• _Data excerpts_

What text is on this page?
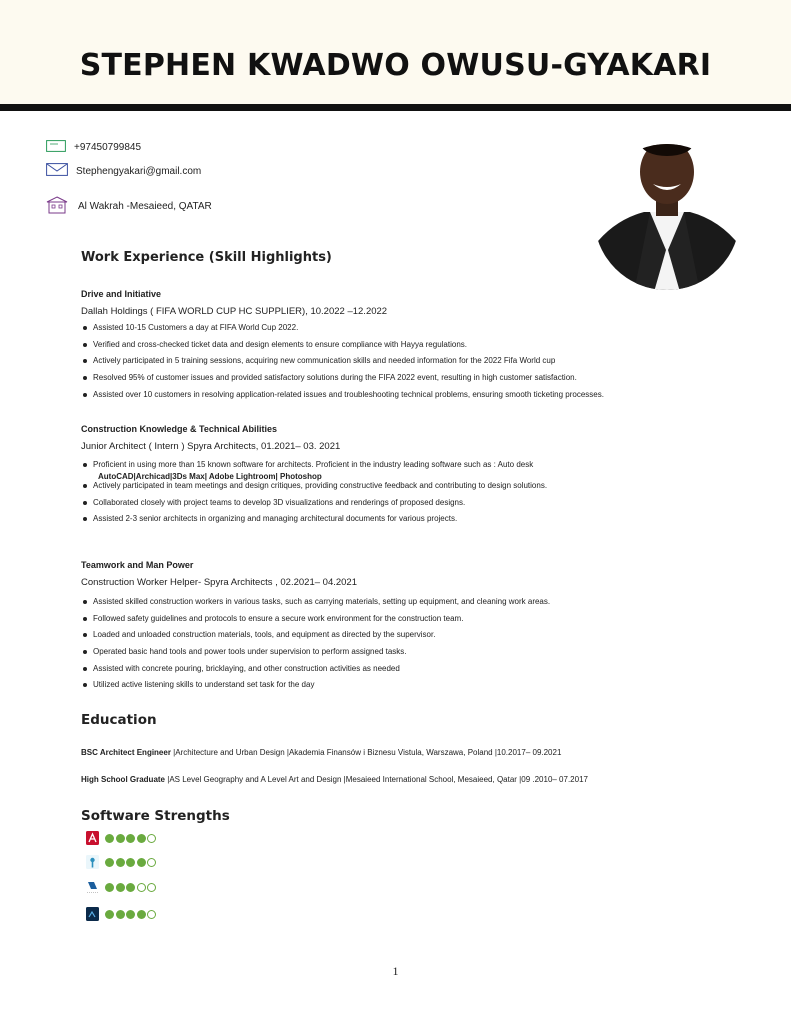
STEPHEN KWADWO OWUSU-GYAKARI
+97450799845
Stephengyakari@gmail.com
Al Wakrah -Mesaieed, QATAR
Work Experience (Skill Highlights)
Drive and Initiative
Dallah Holdings ( FIFA WORLD CUP HC SUPPLIER), 10.2022 –12.2022
Assisted 10-15 Customers a day at FIFA World Cup 2022.
Verified and cross-checked ticket data and design elements to ensure compliance with Hayya regulations.
Actively participated in 5 training sessions, acquiring new communication skills and needed information for the 2022 Fifa World cup
Resolved 95% of customer issues and provided satisfactory solutions during the FIFA 2022 event, resulting in high customer satisfaction.
Assisted over 10 customers in resolving application-related issues and troubleshooting technical problems, ensuring smooth ticketing processes.
Construction Knowledge & Technical Abilities
Junior Architect ( Intern ) Spyra Architects, 01.2021– 03. 2021
Proficient in using more than 15 known software for architects. Proficient in the industry leading software such as : Auto desk
AutoCAD|Archicad|3Ds Max| Adobe Lightroom| Photoshop
Actively participated in team meetings and design critiques, providing constructive feedback and contributing to design solutions.
Collaborated closely with project teams to develop 3D visualizations and renderings of proposed designs.
Assisted 2-3 senior architects in organizing and managing architectural documents for various projects.
Teamwork and Man Power
Construction Worker Helper- Spyra Architects , 02.2021– 04.2021
Assisted skilled construction workers in various tasks, such as carrying materials, setting up equipment, and cleaning work areas.
Followed safety guidelines and protocols to ensure a secure work environment for the construction team.
Loaded and unloaded construction materials, tools, and equipment as directed by the supervisor.
Operated basic hand tools and power tools under supervision to perform assigned tasks.
Assisted with concrete pouring, bricklaying, and other construction activities as needed
Utilized active listening skills to understand set task for the day
Education
BSC Architect Engineer |Architecture and Urban Design |Akademia Finansów i Biznesu Vistula, Warszawa, Poland |10.2017– 09.2021
High School Graduate |AS Level Geography and A Level Art and Design |Mesaieed International School, Mesaieed, Qatar |09 .2010– 07.2017
Software Strengths
1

• _Given exercise_
Locate the lines above that hold the word "issues". Show every one of them.

• _Task output_
Resolved 95% of customer issues and provided satisfactory solutions during the FIFA 2022 event, resulting in high customer satisfaction.
Assisted over 10 customers in resolving application-related issues and troubleshooting technical problems, ensuring smooth ticketing processes.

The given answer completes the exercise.